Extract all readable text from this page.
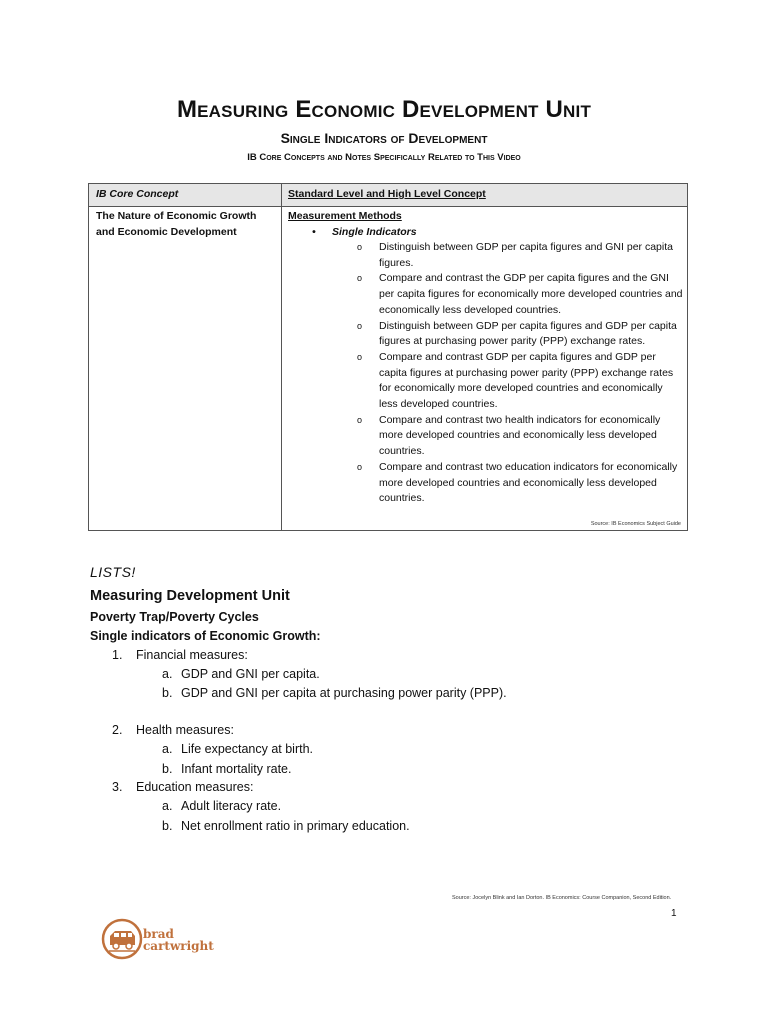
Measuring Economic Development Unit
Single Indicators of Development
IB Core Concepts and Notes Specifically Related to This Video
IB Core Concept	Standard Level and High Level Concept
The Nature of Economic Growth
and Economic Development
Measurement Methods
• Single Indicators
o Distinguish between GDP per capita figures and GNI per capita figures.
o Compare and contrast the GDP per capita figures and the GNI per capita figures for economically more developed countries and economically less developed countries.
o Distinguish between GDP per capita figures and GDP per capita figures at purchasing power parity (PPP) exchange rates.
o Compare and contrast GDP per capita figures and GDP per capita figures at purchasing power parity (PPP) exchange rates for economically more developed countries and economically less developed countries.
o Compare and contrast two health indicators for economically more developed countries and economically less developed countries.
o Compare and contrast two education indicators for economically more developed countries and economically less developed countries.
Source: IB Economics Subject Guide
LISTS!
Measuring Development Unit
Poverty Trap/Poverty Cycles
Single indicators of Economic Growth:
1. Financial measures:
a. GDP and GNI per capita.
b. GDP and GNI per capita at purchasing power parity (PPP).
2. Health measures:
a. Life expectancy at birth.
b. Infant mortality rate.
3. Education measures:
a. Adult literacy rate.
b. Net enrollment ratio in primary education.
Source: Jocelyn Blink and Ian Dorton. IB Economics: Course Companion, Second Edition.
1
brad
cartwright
━━━━━━
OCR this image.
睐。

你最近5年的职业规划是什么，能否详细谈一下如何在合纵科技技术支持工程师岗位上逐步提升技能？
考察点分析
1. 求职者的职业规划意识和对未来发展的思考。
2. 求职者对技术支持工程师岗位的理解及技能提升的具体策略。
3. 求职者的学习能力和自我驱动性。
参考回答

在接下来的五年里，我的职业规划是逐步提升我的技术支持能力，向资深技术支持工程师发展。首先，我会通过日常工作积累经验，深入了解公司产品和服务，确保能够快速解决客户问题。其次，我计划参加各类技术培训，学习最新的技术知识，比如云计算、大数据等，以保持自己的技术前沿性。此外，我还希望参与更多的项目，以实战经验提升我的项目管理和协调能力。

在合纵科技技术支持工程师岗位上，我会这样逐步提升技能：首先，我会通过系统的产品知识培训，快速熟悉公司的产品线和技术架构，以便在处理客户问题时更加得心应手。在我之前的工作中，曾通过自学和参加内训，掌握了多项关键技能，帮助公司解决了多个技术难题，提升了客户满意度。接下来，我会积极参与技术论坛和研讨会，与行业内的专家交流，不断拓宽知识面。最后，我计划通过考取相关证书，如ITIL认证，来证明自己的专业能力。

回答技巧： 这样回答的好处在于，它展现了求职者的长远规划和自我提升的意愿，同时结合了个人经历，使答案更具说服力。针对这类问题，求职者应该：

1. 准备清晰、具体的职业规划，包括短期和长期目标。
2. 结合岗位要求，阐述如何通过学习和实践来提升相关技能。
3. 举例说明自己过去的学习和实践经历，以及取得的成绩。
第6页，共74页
━━━━━━
Lines that include the word "Unit" — how many are there in the data? Answer with the number alone.

* _Exercise answer_
2